= WHAT YOU WILL DO =
Search the material below for the word "start" and copy every line in which it occurs.

(Beginning of MATERIAL SUPPLIED)

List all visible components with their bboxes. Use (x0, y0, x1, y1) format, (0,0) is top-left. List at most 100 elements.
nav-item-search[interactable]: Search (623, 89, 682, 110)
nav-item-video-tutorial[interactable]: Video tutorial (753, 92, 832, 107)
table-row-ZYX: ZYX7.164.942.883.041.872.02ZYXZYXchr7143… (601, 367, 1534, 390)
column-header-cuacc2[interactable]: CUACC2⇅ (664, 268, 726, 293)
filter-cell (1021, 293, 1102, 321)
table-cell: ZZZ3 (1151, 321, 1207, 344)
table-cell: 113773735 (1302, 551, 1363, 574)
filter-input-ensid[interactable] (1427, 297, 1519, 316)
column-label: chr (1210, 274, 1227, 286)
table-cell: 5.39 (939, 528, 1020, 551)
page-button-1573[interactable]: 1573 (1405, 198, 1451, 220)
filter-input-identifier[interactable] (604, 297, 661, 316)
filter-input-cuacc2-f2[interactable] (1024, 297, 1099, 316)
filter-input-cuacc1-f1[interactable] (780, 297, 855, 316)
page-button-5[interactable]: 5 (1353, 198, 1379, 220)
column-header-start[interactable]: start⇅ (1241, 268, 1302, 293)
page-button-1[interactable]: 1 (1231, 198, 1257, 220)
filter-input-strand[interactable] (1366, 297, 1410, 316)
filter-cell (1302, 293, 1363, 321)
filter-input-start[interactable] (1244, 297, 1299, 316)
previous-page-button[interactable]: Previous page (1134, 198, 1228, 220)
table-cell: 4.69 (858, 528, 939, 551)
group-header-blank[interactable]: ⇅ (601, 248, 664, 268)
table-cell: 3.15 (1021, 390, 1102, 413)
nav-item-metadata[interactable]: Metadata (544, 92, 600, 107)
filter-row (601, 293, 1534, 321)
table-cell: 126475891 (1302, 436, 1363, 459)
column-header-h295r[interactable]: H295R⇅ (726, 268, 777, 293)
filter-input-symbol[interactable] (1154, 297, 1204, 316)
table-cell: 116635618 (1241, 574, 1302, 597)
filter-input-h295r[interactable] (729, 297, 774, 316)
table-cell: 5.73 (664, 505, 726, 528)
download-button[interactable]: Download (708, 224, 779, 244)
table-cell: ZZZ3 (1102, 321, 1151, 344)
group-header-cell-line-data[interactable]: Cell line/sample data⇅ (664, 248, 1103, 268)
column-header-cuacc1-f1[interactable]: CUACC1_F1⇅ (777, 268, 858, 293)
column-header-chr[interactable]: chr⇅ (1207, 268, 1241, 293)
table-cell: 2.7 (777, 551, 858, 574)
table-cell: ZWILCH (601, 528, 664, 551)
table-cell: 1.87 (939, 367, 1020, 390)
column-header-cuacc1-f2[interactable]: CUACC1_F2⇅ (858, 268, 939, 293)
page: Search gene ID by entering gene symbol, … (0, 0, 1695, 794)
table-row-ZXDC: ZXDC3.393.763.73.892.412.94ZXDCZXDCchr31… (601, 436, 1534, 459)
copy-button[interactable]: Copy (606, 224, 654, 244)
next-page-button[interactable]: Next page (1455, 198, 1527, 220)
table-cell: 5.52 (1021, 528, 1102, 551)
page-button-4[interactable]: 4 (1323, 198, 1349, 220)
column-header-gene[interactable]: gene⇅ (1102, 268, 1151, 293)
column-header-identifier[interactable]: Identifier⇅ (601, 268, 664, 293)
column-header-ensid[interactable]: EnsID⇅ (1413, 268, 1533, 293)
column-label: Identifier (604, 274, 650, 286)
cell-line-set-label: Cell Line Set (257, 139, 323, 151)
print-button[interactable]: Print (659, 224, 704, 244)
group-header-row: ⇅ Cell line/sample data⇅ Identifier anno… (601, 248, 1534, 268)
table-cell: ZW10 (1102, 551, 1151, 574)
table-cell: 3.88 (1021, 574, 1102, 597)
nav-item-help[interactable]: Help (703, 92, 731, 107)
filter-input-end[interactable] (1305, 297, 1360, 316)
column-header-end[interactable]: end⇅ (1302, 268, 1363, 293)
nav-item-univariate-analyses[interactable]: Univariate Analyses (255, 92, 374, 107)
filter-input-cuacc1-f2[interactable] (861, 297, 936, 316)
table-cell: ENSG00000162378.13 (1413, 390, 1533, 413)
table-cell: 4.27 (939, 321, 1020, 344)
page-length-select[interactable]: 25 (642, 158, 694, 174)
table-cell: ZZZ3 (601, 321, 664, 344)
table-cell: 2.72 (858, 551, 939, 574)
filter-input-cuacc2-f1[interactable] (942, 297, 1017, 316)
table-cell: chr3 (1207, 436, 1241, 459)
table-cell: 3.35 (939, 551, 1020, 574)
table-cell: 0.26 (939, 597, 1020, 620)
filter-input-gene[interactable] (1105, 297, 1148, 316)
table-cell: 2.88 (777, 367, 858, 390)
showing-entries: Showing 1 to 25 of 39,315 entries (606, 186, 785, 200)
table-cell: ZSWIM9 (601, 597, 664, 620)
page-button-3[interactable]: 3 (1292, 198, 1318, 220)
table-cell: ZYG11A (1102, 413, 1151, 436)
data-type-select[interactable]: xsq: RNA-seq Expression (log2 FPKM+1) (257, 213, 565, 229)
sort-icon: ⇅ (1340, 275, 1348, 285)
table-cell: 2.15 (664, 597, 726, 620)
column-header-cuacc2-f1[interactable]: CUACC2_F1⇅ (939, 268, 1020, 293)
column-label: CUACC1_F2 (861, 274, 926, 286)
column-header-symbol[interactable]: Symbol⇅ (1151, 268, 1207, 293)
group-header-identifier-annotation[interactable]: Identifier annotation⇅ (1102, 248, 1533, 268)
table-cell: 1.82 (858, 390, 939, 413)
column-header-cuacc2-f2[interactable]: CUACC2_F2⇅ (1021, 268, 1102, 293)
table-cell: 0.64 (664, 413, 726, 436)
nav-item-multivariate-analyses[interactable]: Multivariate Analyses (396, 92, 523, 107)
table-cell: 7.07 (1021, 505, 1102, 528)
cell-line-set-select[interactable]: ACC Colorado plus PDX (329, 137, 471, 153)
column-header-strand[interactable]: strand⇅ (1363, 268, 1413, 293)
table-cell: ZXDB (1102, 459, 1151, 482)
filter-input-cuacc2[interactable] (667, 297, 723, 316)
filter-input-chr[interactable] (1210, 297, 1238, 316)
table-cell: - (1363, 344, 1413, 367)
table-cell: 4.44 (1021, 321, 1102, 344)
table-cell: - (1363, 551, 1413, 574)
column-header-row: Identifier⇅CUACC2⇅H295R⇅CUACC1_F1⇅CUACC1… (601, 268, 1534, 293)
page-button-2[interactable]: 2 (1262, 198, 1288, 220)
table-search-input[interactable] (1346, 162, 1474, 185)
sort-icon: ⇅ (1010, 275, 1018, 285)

(End of MATERIAL SUPPLIED)

= EXPECTED ANSWER =
column-header-start[interactable]: start⇅ (1241, 268, 1302, 293)
filter-input-start[interactable] (1244, 297, 1299, 316)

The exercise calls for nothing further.